> [Actions to take]:
1/ According to the ECoG passage, what is the approximate temporal resolution of the technique?
2/ Reproduce verbatim the portion of the ECoG passage from "When special depth" up to and including "all other options.".

Since the invention of the EEG by Hans Berger in the 1920s, which first recorded electrical activity from the human brain’s surface, scientists had been searching for better ways to understand brain function. The first use of ECoG data during surgery came in 1934, when doctors Foerester and Altenburger demonstrated that it provided the improved spatial resolution necessary to measure electrical activity in both surface and deep brain structures more accurately.[4]

How the Brain Creates Electrical Signals

The electrical signals that ECoG detects come from specialized brain cells called neurons. When neurons communicate with each other, they create small electrical changes at connection points known as synapses. These electrical changes, called postsynaptic potentials, happen in large groups of neurons at the same time, creating a synchronized pattern.[1]

Most of these signals originate in pyramid-shaped neurons called cortical pyramidal cells, which are the primary type of nerve cell in the brain’s outer layer. Before these electrical signals reach the recording electrodes placed under the dura mater (the tough outer membrane covering the brain), they must travel through multiple tissue layers. Each layer presents a barrier that the signal must cross, but because the electrodes are so close to the source, the signals remain strong and clear.[1]

This proximity gives ECoG several important advantages. The technique offers exceptional timing precision, with a temporal resolution of approximately 5 milliseconds, meaning it can detect electrical changes that happen within five-thousandths of a second. It also provides impressive spatial resolution, potentially as fine as 1 to 100 micrometers when using certain types of electrodes, allowing doctors to pinpoint activity in very small areas of brain tissue.[1]

When special depth electrodes are inserted into the brain tissue itself rather than just resting on the surface, they can measure activity from a sphere of neurons with a radius of half a millimeter to three millimeters around the electrode tip. With very fast recording speeds exceeding 10,000 samples per second, these depth electrodes can even detect individual nerve cell firings called action potentials, achieving a spatial resolution down to 0.05 to 0.35 millimeters.[1]

⚠️ Important
ECoG is an invasive procedure that requires brain surgery. It is only performed when absolutely necessary for medical diagnosis or treatment, such as when epilepsy cannot be controlled with medications and non-invasive testing cannot identify the problem area. The decision to proceed with ECoG is made carefully by a team of medical specialists after considering all other options.

[Dataset items]
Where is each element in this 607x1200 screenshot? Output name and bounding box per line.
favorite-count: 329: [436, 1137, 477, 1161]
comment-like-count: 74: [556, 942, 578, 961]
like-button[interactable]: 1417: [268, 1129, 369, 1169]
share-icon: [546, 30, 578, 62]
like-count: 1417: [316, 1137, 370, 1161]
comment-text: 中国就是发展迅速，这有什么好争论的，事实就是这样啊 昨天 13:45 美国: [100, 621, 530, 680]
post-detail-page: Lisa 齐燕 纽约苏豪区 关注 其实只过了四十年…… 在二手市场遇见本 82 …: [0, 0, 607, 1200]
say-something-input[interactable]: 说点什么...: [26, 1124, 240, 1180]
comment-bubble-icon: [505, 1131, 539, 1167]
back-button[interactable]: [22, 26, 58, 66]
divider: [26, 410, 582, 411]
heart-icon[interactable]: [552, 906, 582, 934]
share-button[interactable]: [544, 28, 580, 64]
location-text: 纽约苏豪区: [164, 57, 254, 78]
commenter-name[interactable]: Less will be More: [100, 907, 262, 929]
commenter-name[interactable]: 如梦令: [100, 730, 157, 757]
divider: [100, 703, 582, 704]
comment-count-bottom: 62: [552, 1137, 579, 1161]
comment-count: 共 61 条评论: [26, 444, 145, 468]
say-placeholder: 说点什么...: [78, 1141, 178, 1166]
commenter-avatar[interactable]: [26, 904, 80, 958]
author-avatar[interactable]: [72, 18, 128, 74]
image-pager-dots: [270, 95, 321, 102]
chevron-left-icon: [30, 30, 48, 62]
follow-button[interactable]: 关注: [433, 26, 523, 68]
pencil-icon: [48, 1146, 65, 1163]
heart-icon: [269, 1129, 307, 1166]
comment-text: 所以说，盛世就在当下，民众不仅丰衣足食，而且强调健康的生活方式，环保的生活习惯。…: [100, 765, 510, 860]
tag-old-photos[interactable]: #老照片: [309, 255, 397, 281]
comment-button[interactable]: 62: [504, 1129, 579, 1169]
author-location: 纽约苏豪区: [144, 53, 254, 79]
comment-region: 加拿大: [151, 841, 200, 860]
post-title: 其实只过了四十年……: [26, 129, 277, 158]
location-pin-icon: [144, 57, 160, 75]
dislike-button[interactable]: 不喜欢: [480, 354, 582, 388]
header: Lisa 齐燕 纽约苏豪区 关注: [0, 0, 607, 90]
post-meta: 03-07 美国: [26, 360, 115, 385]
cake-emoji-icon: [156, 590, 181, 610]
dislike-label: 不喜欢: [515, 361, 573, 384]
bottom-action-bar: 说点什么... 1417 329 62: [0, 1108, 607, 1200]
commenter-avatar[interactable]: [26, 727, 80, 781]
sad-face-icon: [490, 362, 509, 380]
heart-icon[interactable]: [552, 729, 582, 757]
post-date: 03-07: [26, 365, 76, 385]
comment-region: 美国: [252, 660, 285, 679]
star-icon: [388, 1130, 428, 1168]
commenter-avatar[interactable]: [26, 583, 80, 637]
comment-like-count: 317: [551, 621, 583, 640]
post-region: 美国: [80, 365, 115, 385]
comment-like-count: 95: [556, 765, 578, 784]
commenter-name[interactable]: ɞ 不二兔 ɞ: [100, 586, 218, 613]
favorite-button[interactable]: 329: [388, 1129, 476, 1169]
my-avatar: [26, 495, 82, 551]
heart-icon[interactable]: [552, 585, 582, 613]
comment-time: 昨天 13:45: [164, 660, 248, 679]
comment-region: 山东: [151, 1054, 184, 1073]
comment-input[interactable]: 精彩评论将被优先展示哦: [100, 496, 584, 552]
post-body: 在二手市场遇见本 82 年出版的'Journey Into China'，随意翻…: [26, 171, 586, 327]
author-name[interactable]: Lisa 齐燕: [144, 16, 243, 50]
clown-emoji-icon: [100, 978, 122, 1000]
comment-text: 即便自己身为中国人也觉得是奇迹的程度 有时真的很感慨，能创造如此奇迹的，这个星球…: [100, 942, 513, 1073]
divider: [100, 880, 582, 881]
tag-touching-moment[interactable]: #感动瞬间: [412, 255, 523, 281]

> [Responses by item number]:
1/ Approximately 5 milliseconds.

2/
When special depth electrodes are inserted into the brain tissue itself rather than just resting on the surface, they can measure activity from a sphere of neurons with a radius of half a millimeter to three millimeters around the electrode tip. With very fast recording speeds exceeding 10,000 samples per second, these depth electrodes can even detect individual nerve cell firings called action potentials, achieving a spatial resolution down to 0.05 to 0.35 millimeters.[1]

⚠️ Important
ECoG is an invasive procedure that requires brain surgery. It is only performed when absolutely necessary for medical diagnosis or treatment, such as when epilepsy cannot be controlled with medications and non-invasive testing cannot identify the problem area. The decision to proceed with ECoG is made carefully by a team of medical specialists after considering all other options.